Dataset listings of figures
################
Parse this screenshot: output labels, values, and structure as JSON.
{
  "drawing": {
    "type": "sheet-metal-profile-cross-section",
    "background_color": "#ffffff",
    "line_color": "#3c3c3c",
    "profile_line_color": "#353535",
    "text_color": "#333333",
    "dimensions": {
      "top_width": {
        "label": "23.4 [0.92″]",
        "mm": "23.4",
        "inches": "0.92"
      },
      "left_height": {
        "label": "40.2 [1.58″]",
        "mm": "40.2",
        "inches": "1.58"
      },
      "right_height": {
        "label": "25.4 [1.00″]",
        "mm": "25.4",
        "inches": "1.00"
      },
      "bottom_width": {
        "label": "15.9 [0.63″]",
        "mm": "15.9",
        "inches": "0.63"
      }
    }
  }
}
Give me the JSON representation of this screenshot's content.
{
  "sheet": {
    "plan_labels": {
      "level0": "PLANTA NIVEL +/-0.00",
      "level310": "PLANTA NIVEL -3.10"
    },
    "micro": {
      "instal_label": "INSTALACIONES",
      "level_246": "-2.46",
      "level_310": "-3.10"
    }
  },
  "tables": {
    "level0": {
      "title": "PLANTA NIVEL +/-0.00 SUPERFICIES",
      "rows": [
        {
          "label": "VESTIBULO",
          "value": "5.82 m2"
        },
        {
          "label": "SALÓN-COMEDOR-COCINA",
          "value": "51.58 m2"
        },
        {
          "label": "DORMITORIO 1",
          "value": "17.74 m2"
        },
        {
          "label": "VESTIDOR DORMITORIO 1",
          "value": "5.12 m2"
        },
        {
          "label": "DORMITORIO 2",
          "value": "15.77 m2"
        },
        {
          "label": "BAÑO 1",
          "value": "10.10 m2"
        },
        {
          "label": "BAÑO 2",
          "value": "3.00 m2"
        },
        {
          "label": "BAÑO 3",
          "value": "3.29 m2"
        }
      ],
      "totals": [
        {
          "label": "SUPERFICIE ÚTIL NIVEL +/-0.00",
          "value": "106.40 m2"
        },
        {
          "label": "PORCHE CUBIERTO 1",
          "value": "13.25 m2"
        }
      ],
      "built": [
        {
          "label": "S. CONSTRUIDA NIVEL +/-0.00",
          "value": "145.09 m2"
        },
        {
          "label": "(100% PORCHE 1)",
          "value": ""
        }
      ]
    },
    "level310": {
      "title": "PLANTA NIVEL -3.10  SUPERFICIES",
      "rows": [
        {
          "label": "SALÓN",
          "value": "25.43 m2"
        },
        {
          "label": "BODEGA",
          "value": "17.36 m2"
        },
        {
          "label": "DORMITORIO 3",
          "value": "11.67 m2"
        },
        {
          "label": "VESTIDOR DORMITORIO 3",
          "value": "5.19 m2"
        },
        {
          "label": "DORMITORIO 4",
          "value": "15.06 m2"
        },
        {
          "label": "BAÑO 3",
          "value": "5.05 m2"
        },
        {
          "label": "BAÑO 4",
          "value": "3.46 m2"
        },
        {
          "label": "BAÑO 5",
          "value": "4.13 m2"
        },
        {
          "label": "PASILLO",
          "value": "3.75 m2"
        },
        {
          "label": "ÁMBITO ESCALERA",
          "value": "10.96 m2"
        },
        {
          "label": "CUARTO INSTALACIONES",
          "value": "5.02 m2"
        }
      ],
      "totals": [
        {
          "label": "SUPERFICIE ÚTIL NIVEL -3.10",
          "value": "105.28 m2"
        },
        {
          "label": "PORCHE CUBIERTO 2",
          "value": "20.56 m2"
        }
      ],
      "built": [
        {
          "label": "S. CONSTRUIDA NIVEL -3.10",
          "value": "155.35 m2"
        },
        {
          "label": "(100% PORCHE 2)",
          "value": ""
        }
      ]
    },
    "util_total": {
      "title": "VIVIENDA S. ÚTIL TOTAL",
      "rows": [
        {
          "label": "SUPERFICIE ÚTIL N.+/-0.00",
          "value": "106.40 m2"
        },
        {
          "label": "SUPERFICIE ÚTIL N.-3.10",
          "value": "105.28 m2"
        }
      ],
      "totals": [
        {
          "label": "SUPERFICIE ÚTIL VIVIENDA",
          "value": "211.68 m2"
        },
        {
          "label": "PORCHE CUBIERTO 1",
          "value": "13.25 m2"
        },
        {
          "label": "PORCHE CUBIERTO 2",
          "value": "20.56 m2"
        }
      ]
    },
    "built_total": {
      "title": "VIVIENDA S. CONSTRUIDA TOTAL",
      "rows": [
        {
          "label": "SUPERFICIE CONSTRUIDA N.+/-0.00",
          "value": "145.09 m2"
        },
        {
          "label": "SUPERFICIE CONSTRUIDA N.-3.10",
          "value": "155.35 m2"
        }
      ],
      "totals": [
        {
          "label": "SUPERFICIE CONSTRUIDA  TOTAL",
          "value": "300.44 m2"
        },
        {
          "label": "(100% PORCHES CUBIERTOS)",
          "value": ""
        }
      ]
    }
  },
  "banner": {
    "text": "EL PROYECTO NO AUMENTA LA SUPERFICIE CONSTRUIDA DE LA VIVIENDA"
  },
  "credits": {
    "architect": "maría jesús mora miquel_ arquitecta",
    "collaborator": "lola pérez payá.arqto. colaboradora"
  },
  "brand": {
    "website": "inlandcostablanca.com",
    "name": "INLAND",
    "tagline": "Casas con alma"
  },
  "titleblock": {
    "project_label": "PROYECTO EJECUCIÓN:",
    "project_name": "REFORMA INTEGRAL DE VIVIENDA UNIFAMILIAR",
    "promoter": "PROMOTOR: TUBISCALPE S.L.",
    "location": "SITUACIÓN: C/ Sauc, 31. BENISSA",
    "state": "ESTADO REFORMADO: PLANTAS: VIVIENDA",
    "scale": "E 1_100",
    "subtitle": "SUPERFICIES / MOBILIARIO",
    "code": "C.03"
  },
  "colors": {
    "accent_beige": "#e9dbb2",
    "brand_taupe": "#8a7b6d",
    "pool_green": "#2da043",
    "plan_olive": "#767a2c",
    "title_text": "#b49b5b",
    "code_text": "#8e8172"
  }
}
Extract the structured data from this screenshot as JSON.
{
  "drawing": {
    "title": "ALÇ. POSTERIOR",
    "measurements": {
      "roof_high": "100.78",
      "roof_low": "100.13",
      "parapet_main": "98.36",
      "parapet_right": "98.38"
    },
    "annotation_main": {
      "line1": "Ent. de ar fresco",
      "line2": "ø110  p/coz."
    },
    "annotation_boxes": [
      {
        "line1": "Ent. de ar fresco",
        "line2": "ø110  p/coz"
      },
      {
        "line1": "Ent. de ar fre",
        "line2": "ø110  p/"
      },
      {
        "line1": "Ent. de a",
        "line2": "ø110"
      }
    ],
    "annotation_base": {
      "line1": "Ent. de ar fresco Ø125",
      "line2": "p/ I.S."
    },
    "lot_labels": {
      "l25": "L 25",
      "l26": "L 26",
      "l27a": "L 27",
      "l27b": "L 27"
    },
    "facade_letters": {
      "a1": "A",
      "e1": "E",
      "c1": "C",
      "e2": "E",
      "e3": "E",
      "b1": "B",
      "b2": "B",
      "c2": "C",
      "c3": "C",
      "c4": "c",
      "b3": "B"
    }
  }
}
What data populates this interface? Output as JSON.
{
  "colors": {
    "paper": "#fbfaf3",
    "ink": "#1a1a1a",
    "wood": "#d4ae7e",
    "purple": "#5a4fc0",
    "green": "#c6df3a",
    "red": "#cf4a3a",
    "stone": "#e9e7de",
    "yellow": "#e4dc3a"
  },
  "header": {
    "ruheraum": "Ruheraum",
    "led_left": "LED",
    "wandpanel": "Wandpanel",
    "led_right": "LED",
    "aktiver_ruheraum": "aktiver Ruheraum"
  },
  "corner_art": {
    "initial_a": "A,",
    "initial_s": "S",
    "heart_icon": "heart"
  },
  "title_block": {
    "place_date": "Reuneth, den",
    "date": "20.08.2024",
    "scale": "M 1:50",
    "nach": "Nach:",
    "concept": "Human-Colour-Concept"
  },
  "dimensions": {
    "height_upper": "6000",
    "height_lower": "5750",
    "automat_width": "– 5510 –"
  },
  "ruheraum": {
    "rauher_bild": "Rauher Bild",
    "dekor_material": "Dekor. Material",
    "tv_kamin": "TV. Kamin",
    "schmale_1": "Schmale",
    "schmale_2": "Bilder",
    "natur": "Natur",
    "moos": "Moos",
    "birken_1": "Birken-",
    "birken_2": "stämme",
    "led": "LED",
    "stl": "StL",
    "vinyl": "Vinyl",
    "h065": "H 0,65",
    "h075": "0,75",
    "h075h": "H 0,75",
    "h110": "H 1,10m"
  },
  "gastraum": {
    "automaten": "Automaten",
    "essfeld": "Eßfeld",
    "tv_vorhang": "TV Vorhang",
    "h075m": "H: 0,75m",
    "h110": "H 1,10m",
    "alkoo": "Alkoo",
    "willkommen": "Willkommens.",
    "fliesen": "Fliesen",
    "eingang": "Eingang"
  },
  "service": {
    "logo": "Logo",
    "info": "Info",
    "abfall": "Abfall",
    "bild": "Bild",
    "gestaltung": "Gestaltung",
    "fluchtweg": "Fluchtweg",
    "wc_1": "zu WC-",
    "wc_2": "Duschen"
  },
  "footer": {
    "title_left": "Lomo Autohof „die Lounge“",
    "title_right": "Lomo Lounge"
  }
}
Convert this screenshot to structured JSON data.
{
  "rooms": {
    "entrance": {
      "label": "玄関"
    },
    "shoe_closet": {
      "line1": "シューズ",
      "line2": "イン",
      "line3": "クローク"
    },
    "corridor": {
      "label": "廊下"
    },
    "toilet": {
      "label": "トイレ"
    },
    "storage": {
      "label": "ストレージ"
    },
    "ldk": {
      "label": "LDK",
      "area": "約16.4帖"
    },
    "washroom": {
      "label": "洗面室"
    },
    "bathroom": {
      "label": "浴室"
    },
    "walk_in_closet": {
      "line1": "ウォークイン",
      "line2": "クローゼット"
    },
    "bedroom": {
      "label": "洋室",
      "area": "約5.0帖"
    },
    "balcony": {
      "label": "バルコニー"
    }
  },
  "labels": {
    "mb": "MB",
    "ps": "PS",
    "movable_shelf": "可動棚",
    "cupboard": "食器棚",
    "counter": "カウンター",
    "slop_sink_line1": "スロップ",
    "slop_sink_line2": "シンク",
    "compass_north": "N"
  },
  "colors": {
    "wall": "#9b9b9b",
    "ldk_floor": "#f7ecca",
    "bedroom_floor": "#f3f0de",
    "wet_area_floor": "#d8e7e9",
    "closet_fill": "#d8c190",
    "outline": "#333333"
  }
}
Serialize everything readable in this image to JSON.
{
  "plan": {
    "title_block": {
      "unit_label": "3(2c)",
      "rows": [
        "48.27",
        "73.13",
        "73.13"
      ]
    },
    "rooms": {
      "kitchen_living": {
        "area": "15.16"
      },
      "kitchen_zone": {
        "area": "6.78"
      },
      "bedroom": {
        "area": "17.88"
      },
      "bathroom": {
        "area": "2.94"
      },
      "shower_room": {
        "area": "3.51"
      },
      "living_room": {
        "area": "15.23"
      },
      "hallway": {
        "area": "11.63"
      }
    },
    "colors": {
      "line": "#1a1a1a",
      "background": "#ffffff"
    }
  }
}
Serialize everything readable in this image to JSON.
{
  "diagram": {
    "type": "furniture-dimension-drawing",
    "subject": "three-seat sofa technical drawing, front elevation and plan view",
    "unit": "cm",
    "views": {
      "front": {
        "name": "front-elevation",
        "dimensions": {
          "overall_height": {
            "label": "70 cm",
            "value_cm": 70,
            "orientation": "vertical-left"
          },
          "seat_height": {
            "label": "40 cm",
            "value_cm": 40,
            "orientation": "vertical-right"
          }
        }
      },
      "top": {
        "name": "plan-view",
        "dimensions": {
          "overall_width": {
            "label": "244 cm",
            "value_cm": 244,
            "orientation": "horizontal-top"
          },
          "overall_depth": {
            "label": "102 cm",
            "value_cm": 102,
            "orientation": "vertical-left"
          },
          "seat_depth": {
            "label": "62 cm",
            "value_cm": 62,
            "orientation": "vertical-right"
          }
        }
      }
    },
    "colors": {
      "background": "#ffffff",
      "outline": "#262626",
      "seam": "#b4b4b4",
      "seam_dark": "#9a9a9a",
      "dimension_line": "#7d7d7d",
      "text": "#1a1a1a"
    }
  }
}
################
→ **Problem to work on**:
Look for the word "fresco" in every line of the listing and copy the lines that have it.

→ **Exercise result**:
      "line1": "Ent. de ar fresco",
        "line1": "Ent. de ar fresco",
      "line1": "Ent. de ar fresco Ø125",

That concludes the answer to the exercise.